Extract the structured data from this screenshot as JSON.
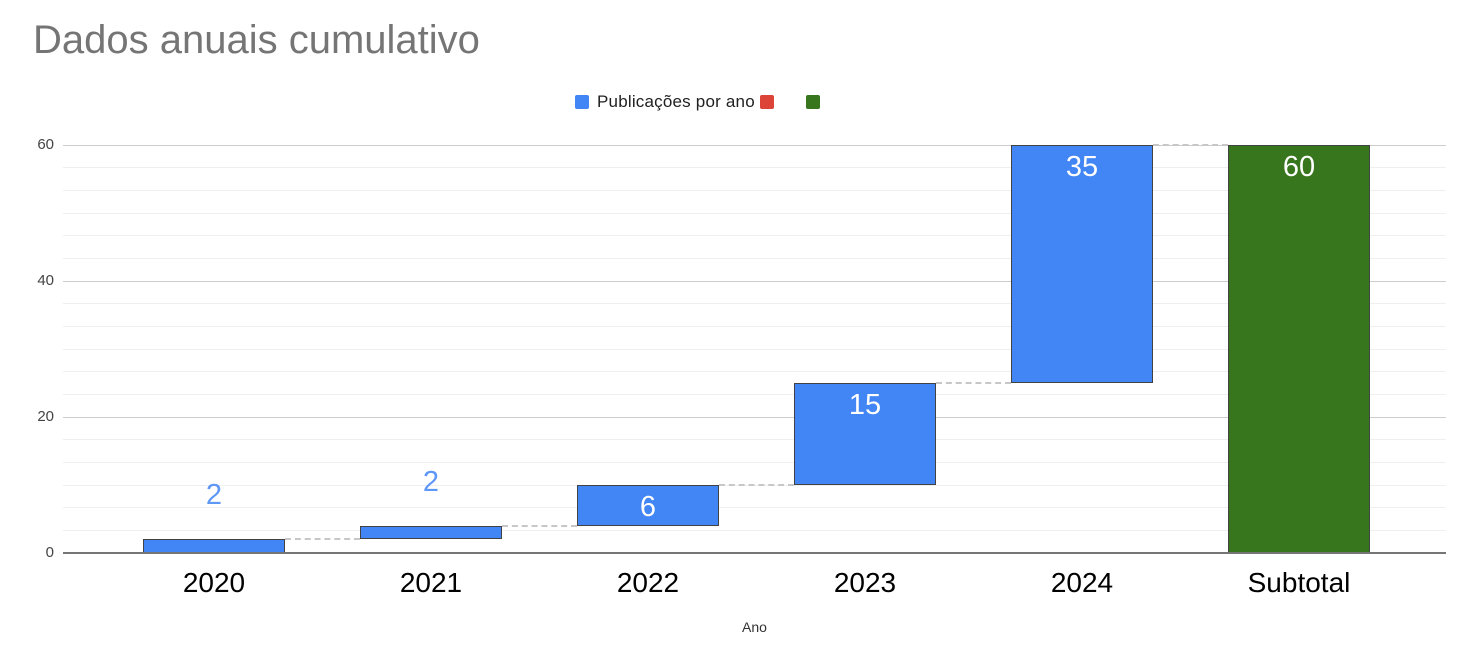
{
  "title": "Dados anuais cumulativo",
  "legend": {
    "items": [
      {
        "label": "Publicações por ano",
        "color": "#4285f4"
      },
      {
        "label": "",
        "color": "#db4437"
      },
      {
        "label": "",
        "color": "#38761d"
      }
    ]
  },
  "chart_data": {
    "type": "bar",
    "subtype": "waterfall-cumulative",
    "title": "Dados anuais cumulativo",
    "xlabel": "Ano",
    "ylabel": "",
    "categories": [
      "2020",
      "2021",
      "2022",
      "2023",
      "2024",
      "Subtotal"
    ],
    "series": [
      {
        "name": "Publicações por ano",
        "values": [
          2,
          2,
          6,
          15,
          35,
          60
        ]
      }
    ],
    "segments": [
      {
        "category": "2020",
        "value": 2,
        "start": 0,
        "end": 2,
        "label": "2",
        "label_position": "outside",
        "color": "#4285f4"
      },
      {
        "category": "2021",
        "value": 2,
        "start": 2,
        "end": 4,
        "label": "2",
        "label_position": "outside",
        "color": "#4285f4"
      },
      {
        "category": "2022",
        "value": 6,
        "start": 4,
        "end": 10,
        "label": "6",
        "label_position": "inside",
        "color": "#4285f4"
      },
      {
        "category": "2023",
        "value": 15,
        "start": 10,
        "end": 25,
        "label": "15",
        "label_position": "inside",
        "color": "#4285f4"
      },
      {
        "category": "2024",
        "value": 35,
        "start": 25,
        "end": 60,
        "label": "35",
        "label_position": "inside",
        "color": "#4285f4"
      },
      {
        "category": "Subtotal",
        "value": 60,
        "start": 0,
        "end": 60,
        "label": "60",
        "label_position": "inside",
        "color": "#38761d"
      }
    ],
    "yticks": [
      0,
      20,
      40,
      60
    ],
    "ylim": [
      0,
      60
    ],
    "minor_gridline_divisions_per_major": 6,
    "grid": true,
    "legend_position": "top",
    "connector_style": "dashed"
  },
  "colors": {
    "bar_blue": "#4285f4",
    "bar_green": "#38761d",
    "legend_red": "#db4437",
    "outside_label_blue": "#5e97f6",
    "inside_label_white": "#ffffff",
    "title_gray": "#757575",
    "axis_line_gray": "#757575",
    "major_gridline": "#cccccc",
    "minor_gridline": "#efefef",
    "connector_gray": "#c7c7c7",
    "bar_border": "#424242"
  }
}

■ Aim of the exercise ■
Quote the full listing above word for word; exclude every picture from the copy.

■ Full answer ■
Extract the structured data from this screenshot as JSON.
{
  "title": "Dados anuais cumulativo",
  "legend": {
    "items": [
      {
        "label": "Publicações por ano",
        "color": "#4285f4"
      },
      {
        "label": "",
        "color": "#db4437"
      },
      {
        "label": "",
        "color": "#38761d"
      }
    ]
  },
  "chart_data": {
    "type": "bar",
    "subtype": "waterfall-cumulative",
    "title": "Dados anuais cumulativo",
    "xlabel": "Ano",
    "ylabel": "",
    "categories": [
      "2020",
      "2021",
      "2022",
      "2023",
      "2024",
      "Subtotal"
    ],
    "series": [
      {
        "name": "Publicações por ano",
        "values": [
          2,
          2,
          6,
          15,
          35,
          60
        ]
      }
    ],
    "segments": [
      {
        "category": "2020",
        "value": 2,
        "start": 0,
        "end": 2,
        "label": "2",
        "label_position": "outside",
        "color": "#4285f4"
      },
      {
        "category": "2021",
        "value": 2,
        "start": 2,
        "end": 4,
        "label": "2",
        "label_position": "outside",
        "color": "#4285f4"
      },
      {
        "category": "2022",
        "value": 6,
        "start": 4,
        "end": 10,
        "label": "6",
        "label_position": "inside",
        "color": "#4285f4"
      },
      {
        "category": "2023",
        "value": 15,
        "start": 10,
        "end": 25,
        "label": "15",
        "label_position": "inside",
        "color": "#4285f4"
      },
      {
        "category": "2024",
        "value": 35,
        "start": 25,
        "end": 60,
        "label": "35",
        "label_position": "inside",
        "color": "#4285f4"
      },
      {
        "category": "Subtotal",
        "value": 60,
        "start": 0,
        "end": 60,
        "label": "60",
        "label_position": "inside",
        "color": "#38761d"
      }
    ],
    "yticks": [
      0,
      20,
      40,
      60
    ],
    "ylim": [
      0,
      60
    ],
    "minor_gridline_divisions_per_major": 6,
    "grid": true,
    "legend_position": "top",
    "connector_style": "dashed"
  },
  "colors": {
    "bar_blue": "#4285f4",
    "bar_green": "#38761d",
    "legend_red": "#db4437",
    "outside_label_blue": "#5e97f6",
    "inside_label_white": "#ffffff",
    "title_gray": "#757575",
    "axis_line_gray": "#757575",
    "major_gridline": "#cccccc",
    "minor_gridline": "#efefef",
    "connector_gray": "#c7c7c7",
    "bar_border": "#424242"
  }
}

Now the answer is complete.